Look through the records that follow. Copy every line containing the word "System".

INPUT RECORDS:

════

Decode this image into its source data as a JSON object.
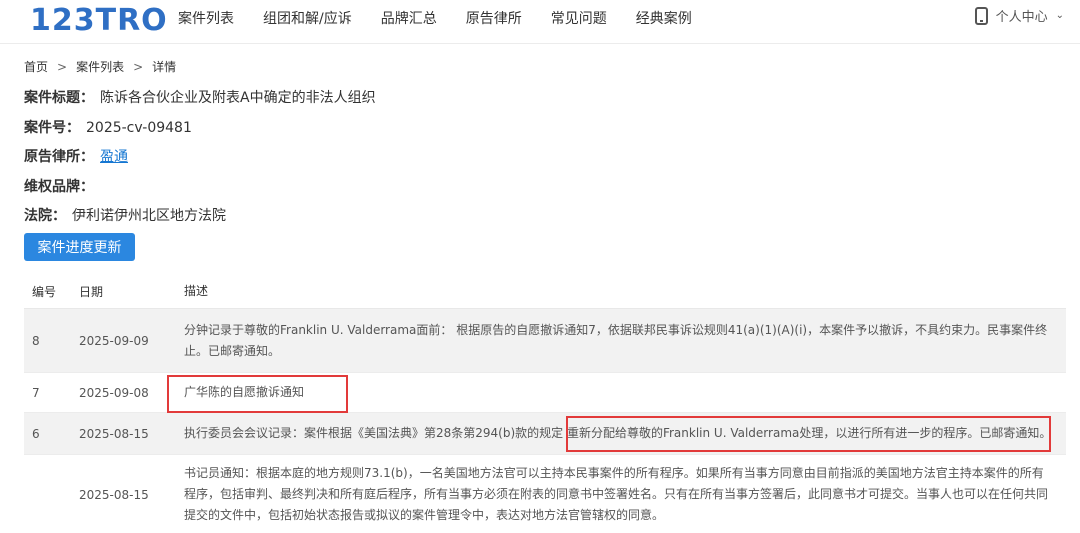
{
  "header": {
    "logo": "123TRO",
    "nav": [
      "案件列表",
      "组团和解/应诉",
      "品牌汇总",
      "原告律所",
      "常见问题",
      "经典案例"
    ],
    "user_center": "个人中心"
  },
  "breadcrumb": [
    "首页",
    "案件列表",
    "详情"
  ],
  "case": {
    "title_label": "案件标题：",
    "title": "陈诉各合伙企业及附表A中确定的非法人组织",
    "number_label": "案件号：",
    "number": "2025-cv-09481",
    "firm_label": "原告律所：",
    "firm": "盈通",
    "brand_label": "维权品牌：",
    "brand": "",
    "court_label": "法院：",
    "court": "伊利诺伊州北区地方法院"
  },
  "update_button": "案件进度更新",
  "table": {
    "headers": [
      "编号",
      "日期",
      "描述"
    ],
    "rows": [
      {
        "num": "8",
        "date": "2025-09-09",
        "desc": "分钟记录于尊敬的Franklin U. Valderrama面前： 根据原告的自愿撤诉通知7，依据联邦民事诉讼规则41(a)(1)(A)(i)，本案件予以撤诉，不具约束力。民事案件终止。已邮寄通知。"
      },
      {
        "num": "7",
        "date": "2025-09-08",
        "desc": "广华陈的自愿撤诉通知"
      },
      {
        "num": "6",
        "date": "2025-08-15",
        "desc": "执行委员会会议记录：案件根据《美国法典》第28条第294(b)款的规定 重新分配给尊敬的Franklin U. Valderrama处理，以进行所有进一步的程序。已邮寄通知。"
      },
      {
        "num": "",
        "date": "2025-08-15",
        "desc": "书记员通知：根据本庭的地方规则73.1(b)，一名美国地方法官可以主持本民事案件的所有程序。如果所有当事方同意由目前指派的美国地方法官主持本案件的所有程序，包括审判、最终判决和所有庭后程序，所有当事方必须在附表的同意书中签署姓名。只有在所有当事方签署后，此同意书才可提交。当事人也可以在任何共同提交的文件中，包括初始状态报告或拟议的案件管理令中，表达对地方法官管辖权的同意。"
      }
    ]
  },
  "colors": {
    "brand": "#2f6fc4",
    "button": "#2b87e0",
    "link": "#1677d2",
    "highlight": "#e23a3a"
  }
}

════

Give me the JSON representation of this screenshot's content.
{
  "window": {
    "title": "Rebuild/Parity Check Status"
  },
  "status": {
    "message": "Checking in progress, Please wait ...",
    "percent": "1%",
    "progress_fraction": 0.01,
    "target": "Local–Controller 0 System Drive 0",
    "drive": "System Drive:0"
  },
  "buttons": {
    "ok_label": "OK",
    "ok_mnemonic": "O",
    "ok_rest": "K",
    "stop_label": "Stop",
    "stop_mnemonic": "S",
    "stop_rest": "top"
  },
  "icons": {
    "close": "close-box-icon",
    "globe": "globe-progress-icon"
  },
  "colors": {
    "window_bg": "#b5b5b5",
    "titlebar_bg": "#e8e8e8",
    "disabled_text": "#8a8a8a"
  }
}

════

OUTPUT OF THE EXERCISE:
    "target": "Local–Controller 0 System Drive 0",
    "drive": "System Drive:0"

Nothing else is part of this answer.